>> Start

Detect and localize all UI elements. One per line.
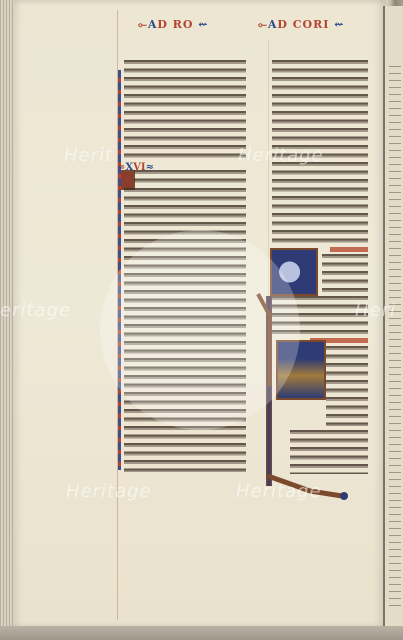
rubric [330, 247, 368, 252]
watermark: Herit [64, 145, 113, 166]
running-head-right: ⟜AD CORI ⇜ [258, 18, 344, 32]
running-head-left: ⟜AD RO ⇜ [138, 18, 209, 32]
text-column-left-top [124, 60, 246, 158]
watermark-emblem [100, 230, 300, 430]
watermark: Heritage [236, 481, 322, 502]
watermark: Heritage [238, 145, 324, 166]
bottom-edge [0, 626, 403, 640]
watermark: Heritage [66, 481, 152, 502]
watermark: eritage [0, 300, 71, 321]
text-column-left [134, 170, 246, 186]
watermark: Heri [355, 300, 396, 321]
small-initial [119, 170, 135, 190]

>> End

_Set task_. Reproduce the lines of the listing verbatim, beginning with the line that contains "rubric [330, 247, 368, 252]" and ending with the line that contains "bottom-edge [0, 626, 403, 640]", both of these lines included.

_Task output_.
rubric [330, 247, 368, 252]
watermark: Herit [64, 145, 113, 166]
running-head-right: ⟜AD CORI ⇜ [258, 18, 344, 32]
running-head-left: ⟜AD RO ⇜ [138, 18, 209, 32]
text-column-left-top [124, 60, 246, 158]
watermark-emblem [100, 230, 300, 430]
watermark: Heritage [236, 481, 322, 502]
watermark: Heritage [238, 145, 324, 166]
bottom-edge [0, 626, 403, 640]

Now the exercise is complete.